Return all entries word for word, but drop any images.

START Data shown

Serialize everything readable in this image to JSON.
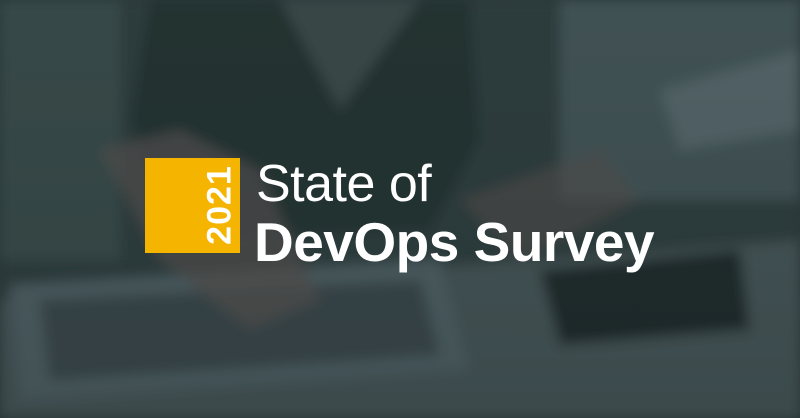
{
  "badge": {
    "year": "2021"
  },
  "title": {
    "line1": "State of",
    "line2": "DevOps Survey"
  }
}
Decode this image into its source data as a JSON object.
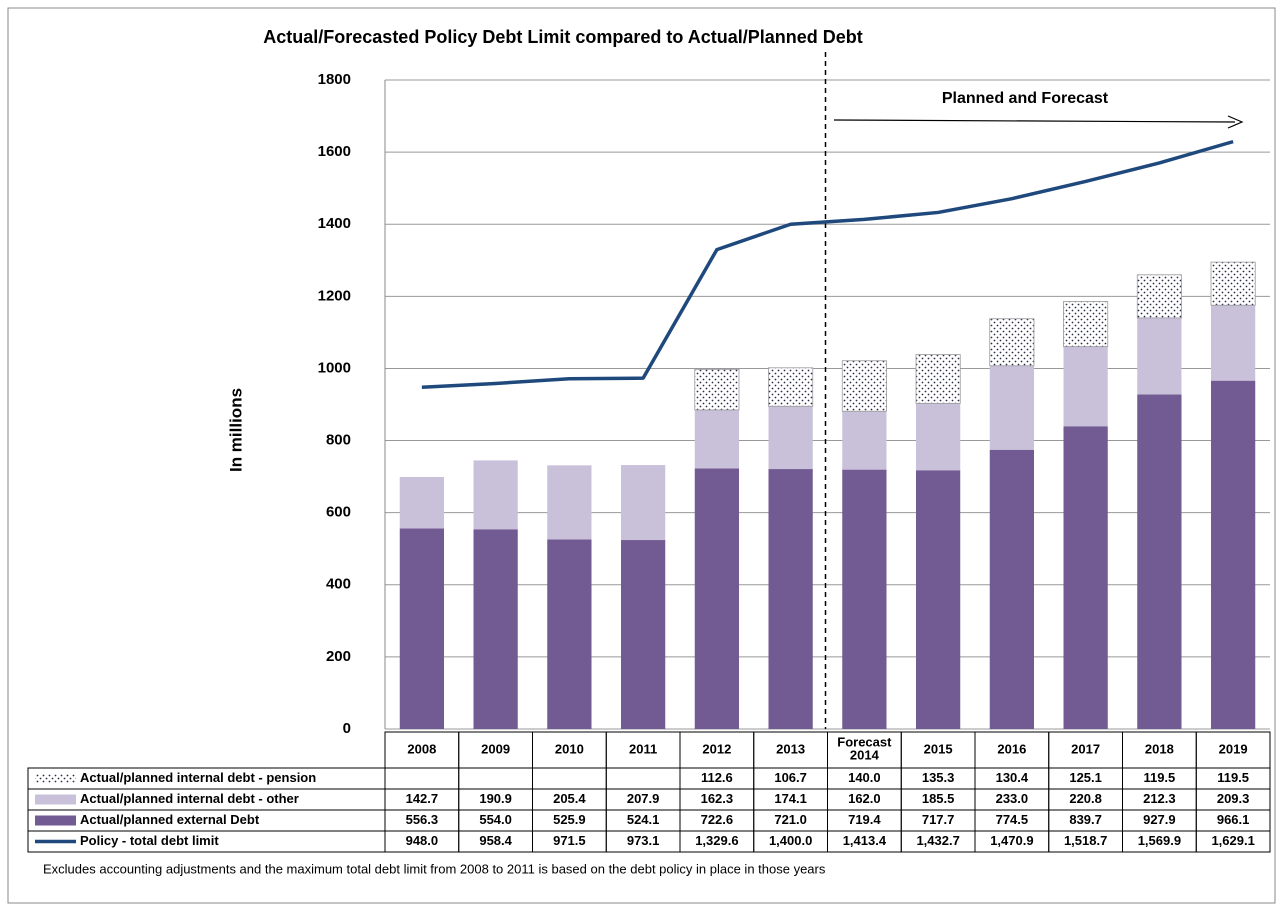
{
  "chart_data": {
    "type": "bar",
    "title": "Actual/Forecasted Policy Debt Limit compared to Actual/Planned Debt",
    "y_label": "In millions",
    "annotation": "Planned and Forecast",
    "footnote": "Excludes accounting adjustments and the maximum total debt limit from 2008 to 2011 is based on the debt policy in place in those years",
    "categories": [
      "2008",
      "2009",
      "2010",
      "2011",
      "2012",
      "2013",
      "Forecast 2014",
      "2015",
      "2016",
      "2017",
      "2018",
      "2019"
    ],
    "ylim": [
      0,
      1800
    ],
    "yticks": [
      0,
      200,
      400,
      600,
      800,
      1000,
      1200,
      1400,
      1600,
      1800
    ],
    "grid": true,
    "series": [
      {
        "name": "Actual/planned internal debt - pension",
        "type": "bar",
        "color": "#ffffff",
        "pattern": "dots",
        "values": [
          null,
          null,
          null,
          null,
          112.6,
          106.7,
          140.0,
          135.3,
          130.4,
          125.1,
          119.5,
          119.5
        ],
        "value_labels": [
          null,
          null,
          null,
          null,
          "112.6",
          "106.7",
          "140.0",
          "135.3",
          "130.4",
          "125.1",
          "119.5",
          "119.5"
        ]
      },
      {
        "name": "Actual/planned internal debt - other",
        "type": "bar",
        "color": "#c9c0da",
        "values": [
          142.7,
          190.9,
          205.4,
          207.9,
          162.3,
          174.1,
          162.0,
          185.5,
          233.0,
          220.8,
          212.3,
          209.3
        ],
        "value_labels": [
          "142.7",
          "190.9",
          "205.4",
          "207.9",
          "162.3",
          "174.1",
          "162.0",
          "185.5",
          "233.0",
          "220.8",
          "212.3",
          "209.3"
        ]
      },
      {
        "name": "Actual/planned external Debt",
        "type": "bar",
        "color": "#725a92",
        "values": [
          556.3,
          554.0,
          525.9,
          524.1,
          722.6,
          721.0,
          719.4,
          717.7,
          774.5,
          839.7,
          927.9,
          966.1
        ],
        "value_labels": [
          "556.3",
          "554.0",
          "525.9",
          "524.1",
          "722.6",
          "721.0",
          "719.4",
          "717.7",
          "774.5",
          "839.7",
          "927.9",
          "966.1"
        ]
      },
      {
        "name": "Policy - total debt limit",
        "type": "line",
        "color": "#1f497d",
        "values": [
          948.0,
          958.4,
          971.5,
          973.1,
          1329.6,
          1400.0,
          1413.4,
          1432.7,
          1470.9,
          1518.7,
          1569.9,
          1629.1
        ],
        "value_labels": [
          "948.0",
          "958.4",
          "971.5",
          "973.1",
          "1,329.6",
          "1,400.0",
          "1,413.4",
          "1,432.7",
          "1,470.9",
          "1,518.7",
          "1,569.9",
          "1,629.1"
        ]
      }
    ]
  }
}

END Data shown

Exercise solution:
Serialize everything readable in this image to JSON.
{
  "badge": {
    "year": "2021"
  },
  "title": {
    "line1": "State of",
    "line2": "DevOps Survey"
  }
}
Decode this image into its source data as a JSON object.
{
  "chart_data": {
    "type": "bar",
    "title": "Actual/Forecasted Policy Debt Limit compared to Actual/Planned Debt",
    "y_label": "In millions",
    "annotation": "Planned and Forecast",
    "footnote": "Excludes accounting adjustments and the maximum total debt limit from 2008 to 2011 is based on the debt policy in place in those years",
    "categories": [
      "2008",
      "2009",
      "2010",
      "2011",
      "2012",
      "2013",
      "Forecast 2014",
      "2015",
      "2016",
      "2017",
      "2018",
      "2019"
    ],
    "ylim": [
      0,
      1800
    ],
    "yticks": [
      0,
      200,
      400,
      600,
      800,
      1000,
      1200,
      1400,
      1600,
      1800
    ],
    "grid": true,
    "series": [
      {
        "name": "Actual/planned internal debt - pension",
        "type": "bar",
        "color": "#ffffff",
        "pattern": "dots",
        "values": [
          null,
          null,
          null,
          null,
          112.6,
          106.7,
          140.0,
          135.3,
          130.4,
          125.1,
          119.5,
          119.5
        ],
        "value_labels": [
          null,
          null,
          null,
          null,
          "112.6",
          "106.7",
          "140.0",
          "135.3",
          "130.4",
          "125.1",
          "119.5",
          "119.5"
        ]
      },
      {
        "name": "Actual/planned internal debt - other",
        "type": "bar",
        "color": "#c9c0da",
        "values": [
          142.7,
          190.9,
          205.4,
          207.9,
          162.3,
          174.1,
          162.0,
          185.5,
          233.0,
          220.8,
          212.3,
          209.3
        ],
        "value_labels": [
          "142.7",
          "190.9",
          "205.4",
          "207.9",
          "162.3",
          "174.1",
          "162.0",
          "185.5",
          "233.0",
          "220.8",
          "212.3",
          "209.3"
        ]
      },
      {
        "name": "Actual/planned external Debt",
        "type": "bar",
        "color": "#725a92",
        "values": [
          556.3,
          554.0,
          525.9,
          524.1,
          722.6,
          721.0,
          719.4,
          717.7,
          774.5,
          839.7,
          927.9,
          966.1
        ],
        "value_labels": [
          "556.3",
          "554.0",
          "525.9",
          "524.1",
          "722.6",
          "721.0",
          "719.4",
          "717.7",
          "774.5",
          "839.7",
          "927.9",
          "966.1"
        ]
      },
      {
        "name": "Policy - total debt limit",
        "type": "line",
        "color": "#1f497d",
        "values": [
          948.0,
          958.4,
          971.5,
          973.1,
          1329.6,
          1400.0,
          1413.4,
          1432.7,
          1470.9,
          1518.7,
          1569.9,
          1629.1
        ],
        "value_labels": [
          "948.0",
          "958.4",
          "971.5",
          "973.1",
          "1,329.6",
          "1,400.0",
          "1,413.4",
          "1,432.7",
          "1,470.9",
          "1,518.7",
          "1,569.9",
          "1,629.1"
        ]
      }
    ]
  }
}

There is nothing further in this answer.